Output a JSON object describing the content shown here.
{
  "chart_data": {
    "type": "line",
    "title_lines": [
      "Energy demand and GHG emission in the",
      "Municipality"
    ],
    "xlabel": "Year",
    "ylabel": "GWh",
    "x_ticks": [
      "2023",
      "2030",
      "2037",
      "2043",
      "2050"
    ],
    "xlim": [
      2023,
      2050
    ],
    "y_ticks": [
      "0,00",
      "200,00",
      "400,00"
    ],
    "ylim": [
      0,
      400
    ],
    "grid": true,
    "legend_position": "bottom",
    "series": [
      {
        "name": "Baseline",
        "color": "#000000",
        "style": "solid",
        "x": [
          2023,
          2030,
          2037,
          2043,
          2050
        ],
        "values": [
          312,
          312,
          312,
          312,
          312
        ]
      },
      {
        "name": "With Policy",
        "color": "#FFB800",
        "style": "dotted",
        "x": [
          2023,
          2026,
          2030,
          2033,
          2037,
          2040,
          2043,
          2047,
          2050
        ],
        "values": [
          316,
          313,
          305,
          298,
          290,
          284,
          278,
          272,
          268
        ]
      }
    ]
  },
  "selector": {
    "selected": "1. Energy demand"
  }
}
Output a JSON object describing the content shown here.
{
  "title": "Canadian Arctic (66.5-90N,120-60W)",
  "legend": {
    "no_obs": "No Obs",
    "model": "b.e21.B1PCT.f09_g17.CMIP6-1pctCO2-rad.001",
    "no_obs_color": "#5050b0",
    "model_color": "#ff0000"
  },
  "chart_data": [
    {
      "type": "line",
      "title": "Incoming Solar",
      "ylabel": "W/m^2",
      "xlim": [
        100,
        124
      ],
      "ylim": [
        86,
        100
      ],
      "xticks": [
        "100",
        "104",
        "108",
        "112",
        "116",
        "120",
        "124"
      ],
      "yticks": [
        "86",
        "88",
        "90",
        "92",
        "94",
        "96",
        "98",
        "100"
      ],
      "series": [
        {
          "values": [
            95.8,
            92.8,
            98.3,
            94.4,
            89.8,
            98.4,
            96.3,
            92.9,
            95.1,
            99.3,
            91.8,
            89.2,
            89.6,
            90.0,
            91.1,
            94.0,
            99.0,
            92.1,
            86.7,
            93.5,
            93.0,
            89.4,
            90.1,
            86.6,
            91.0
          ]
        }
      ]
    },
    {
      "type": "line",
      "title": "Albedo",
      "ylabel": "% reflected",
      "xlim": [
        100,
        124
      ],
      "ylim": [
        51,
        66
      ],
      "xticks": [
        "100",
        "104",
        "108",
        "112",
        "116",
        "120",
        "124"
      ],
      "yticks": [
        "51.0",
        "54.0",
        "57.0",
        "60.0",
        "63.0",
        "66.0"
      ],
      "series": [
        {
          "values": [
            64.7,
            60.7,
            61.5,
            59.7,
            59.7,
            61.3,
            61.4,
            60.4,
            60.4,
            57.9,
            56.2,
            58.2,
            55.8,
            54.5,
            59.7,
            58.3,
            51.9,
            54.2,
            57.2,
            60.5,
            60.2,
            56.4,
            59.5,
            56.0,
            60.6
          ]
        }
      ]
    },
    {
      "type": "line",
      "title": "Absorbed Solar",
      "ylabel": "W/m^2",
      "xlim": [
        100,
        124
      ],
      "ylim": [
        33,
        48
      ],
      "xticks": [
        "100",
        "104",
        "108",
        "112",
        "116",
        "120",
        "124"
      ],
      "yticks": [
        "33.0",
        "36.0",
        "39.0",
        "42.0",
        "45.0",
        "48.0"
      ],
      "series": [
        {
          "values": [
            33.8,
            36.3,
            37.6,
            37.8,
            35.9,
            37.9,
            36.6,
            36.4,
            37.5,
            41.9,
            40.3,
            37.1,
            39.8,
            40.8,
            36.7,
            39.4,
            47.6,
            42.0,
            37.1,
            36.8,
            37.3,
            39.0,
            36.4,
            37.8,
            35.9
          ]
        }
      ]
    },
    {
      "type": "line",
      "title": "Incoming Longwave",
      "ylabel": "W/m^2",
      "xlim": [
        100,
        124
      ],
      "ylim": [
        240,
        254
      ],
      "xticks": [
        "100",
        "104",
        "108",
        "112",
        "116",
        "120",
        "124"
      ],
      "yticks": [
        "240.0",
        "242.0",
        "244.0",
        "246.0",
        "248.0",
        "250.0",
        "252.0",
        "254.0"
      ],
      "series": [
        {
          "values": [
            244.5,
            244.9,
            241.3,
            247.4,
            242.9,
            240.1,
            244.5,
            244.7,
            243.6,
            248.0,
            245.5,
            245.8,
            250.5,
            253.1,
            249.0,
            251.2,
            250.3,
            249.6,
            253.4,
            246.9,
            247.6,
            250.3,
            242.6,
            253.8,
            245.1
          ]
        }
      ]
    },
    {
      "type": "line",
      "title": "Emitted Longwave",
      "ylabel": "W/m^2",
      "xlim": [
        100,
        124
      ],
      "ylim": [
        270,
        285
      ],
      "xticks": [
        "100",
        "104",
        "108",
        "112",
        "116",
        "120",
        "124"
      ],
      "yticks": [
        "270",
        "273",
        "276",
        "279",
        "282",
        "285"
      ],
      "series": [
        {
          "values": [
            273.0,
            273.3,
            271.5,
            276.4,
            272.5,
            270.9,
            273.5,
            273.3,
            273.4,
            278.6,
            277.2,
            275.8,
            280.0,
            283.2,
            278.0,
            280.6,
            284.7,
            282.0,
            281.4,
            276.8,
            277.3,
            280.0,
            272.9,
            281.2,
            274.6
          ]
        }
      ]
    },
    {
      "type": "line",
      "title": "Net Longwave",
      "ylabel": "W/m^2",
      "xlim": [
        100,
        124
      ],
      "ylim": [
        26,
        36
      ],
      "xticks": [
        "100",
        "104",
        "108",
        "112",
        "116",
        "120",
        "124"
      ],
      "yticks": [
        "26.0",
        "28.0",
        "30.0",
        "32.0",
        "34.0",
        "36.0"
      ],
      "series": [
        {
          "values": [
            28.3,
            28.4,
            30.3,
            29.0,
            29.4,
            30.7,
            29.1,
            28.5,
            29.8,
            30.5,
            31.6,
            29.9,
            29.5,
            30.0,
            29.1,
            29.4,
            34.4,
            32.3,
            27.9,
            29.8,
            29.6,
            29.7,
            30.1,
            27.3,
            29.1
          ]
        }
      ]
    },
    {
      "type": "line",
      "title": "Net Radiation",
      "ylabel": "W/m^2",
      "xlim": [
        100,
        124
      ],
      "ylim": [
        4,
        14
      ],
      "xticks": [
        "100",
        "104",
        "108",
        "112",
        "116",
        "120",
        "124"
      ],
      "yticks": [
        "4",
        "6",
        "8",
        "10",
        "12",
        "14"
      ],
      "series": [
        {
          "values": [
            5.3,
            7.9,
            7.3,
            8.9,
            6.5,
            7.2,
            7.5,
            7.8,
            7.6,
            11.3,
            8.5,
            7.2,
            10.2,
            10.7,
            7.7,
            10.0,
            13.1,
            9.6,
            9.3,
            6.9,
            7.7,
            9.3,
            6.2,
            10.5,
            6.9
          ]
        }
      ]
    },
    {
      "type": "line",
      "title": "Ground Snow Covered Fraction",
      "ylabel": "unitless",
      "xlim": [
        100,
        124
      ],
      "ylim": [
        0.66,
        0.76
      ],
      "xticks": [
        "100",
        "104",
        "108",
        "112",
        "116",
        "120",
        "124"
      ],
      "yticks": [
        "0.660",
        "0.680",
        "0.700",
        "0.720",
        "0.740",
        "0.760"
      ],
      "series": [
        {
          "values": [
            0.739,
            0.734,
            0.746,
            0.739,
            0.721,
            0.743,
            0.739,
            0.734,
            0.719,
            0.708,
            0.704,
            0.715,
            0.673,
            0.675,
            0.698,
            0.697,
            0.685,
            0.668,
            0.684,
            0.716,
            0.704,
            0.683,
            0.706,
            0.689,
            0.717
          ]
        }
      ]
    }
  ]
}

..........

▶ **SHORT EXERCISE**: Search the entries for the string "Longwave" and collect each line that has it.

▶ **REPLY**:
      "title": "Incoming Longwave",
      "title": "Emitted Longwave",
      "title": "Net Longwave",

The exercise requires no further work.